TASK BRIEF – All lines in which the word "停车时长数据" occurs are to be extracted.
— start —
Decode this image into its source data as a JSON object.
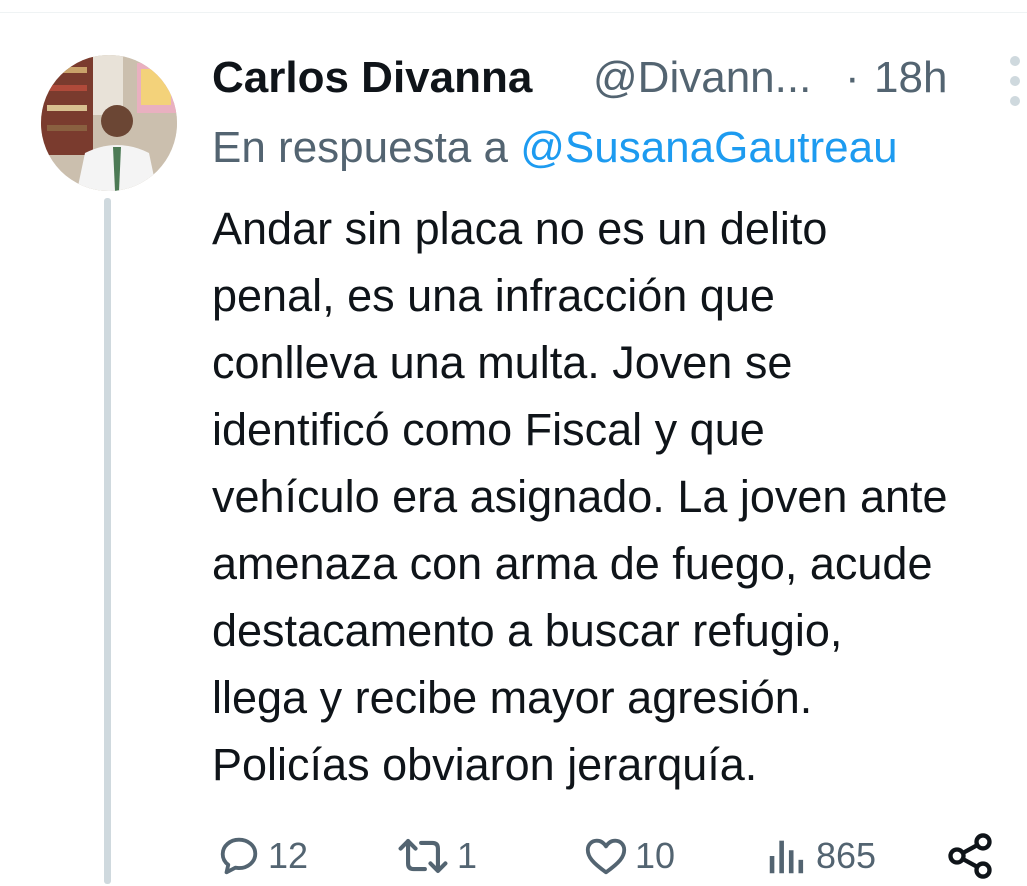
{
  "tweet": {
    "author_name": "Carlos Divanna",
    "handle": "@Divann...",
    "separator": "·",
    "time": "18h",
    "reply_prefix": "En respuesta a",
    "reply_to": "@SusanaGautreau",
    "text": "Andar sin placa no es un delito\npenal, es una infracción que\nconlleva una multa. Joven se\nidentificó como Fiscal y que\nvehículo era asignado. La joven ante\namenaza con arma de fuego, acude\ndestacamento a buscar refugio,\nllega y recibe mayor agresión.\nPolicías obviaron jerarquía."
  },
  "actions": {
    "replies": "12",
    "retweets": "1",
    "likes": "10",
    "views": "865"
  },
  "icons": [
    "more-icon",
    "reply-icon",
    "retweet-icon",
    "like-icon",
    "views-icon",
    "share-icon"
  ]
}
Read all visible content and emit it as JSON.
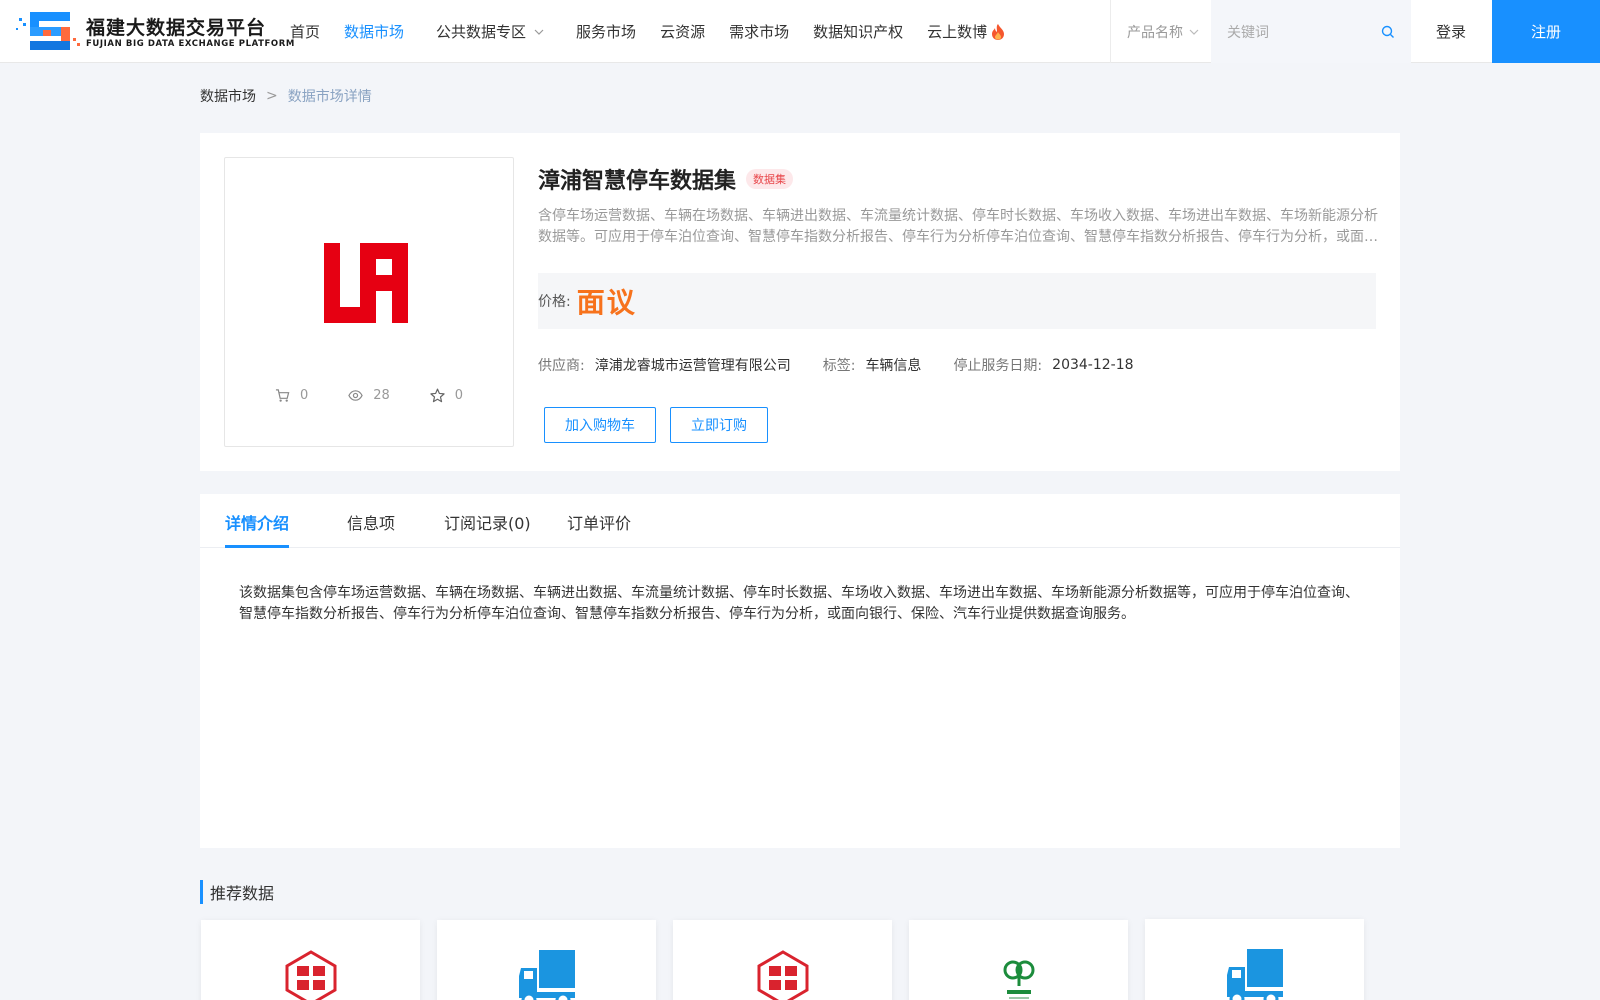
{
  "header": {
    "logo_cn": "福建大数据交易平台",
    "logo_en": "FUJIAN BIG DATA EXCHANGE  PLATFORM",
    "nav": [
      {
        "label": "首页",
        "active": false
      },
      {
        "label": "数据市场",
        "active": true
      },
      {
        "label": "公共数据专区",
        "active": false,
        "dropdown": true
      },
      {
        "label": "服务市场",
        "active": false
      },
      {
        "label": "云资源",
        "active": false
      },
      {
        "label": "需求市场",
        "active": false
      },
      {
        "label": "数据知识产权",
        "active": false
      },
      {
        "label": "云上数博",
        "active": false,
        "icon": "fire-icon"
      }
    ],
    "search_category": "产品名称",
    "search_placeholder": "关键词",
    "login_label": "登录",
    "register_label": "注册",
    "accent_color": "#1890ff"
  },
  "breadcrumb": {
    "items": [
      "数据市场",
      "数据市场详情"
    ],
    "separator": ">"
  },
  "product": {
    "title": "漳浦智慧停车数据集",
    "badge": "数据集",
    "description": "含停车场运营数据、车辆在场数据、车辆进出数据、车流量统计数据、停车时长数据、车场收入数据、车场进出车数据、车场新能源分析数据等。可应用于停车泊位查询、智慧停车指数分析报告、停车行为分析停车泊位查询、智慧停车指数分析报告、停车行为分析，或面向银行、保险、汽车行业提供数据查询服务。",
    "price_label": "价格:",
    "price_value": "面议",
    "price_color": "#f7721c",
    "supplier_label": "供应商:",
    "supplier_value": "漳浦龙睿城市运营管理有限公司",
    "tag_label": "标签:",
    "tag_value": "车辆信息",
    "stop_label": "停止服务日期:",
    "stop_value": "2034-12-18",
    "stats": {
      "cart_count": "0",
      "view_count": "28",
      "favorite_count": "0"
    },
    "add_cart_label": "加入购物车",
    "order_label": "立即订购"
  },
  "detail": {
    "tabs": [
      "详情介绍",
      "信息项",
      "订阅记录(0)",
      "订单评价"
    ],
    "active_tab": "详情介绍",
    "text": "该数据集包含停车场运营数据、车辆在场数据、车辆进出数据、车流量统计数据、停车时长数据、车场收入数据、车场进出车数据、车场新能源分析数据等，可应用于停车泊位查询、智慧停车指数分析报告、停车行为分析停车泊位查询、智慧停车指数分析报告、停车行为分析，或面向银行、保险、汽车行业提供数据查询服务。"
  },
  "recommend": {
    "title": "推荐数据",
    "cards": [
      {
        "icon": "red-seal-logo-icon"
      },
      {
        "icon": "blue-truck-icon"
      },
      {
        "icon": "red-seal-logo-icon"
      },
      {
        "icon": "green-tree-logo-icon"
      },
      {
        "icon": "blue-truck-icon"
      }
    ]
  }
}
— end —
TASK SOLUTION –
    "description": "含停车场运营数据、车辆在场数据、车辆进出数据、车流量统计数据、停车时长数据、车场收入数据、车场进出车数据、车场新能源分析数据等。可应用于停车泊位查询、智慧停车指数分析报告、停车行为分析停车泊位查询、智慧停车指数分析报告、停车行为分析，或面向银行、保险、汽车行业提供数据查询服务。",
    "text": "该数据集包含停车场运营数据、车辆在场数据、车辆进出数据、车流量统计数据、停车时长数据、车场收入数据、车场进出车数据、车场新能源分析数据等，可应用于停车泊位查询、智慧停车指数分析报告、停车行为分析停车泊位查询、智慧停车指数分析报告、停车行为分析，或面向银行、保险、汽车行业提供数据查询服务。"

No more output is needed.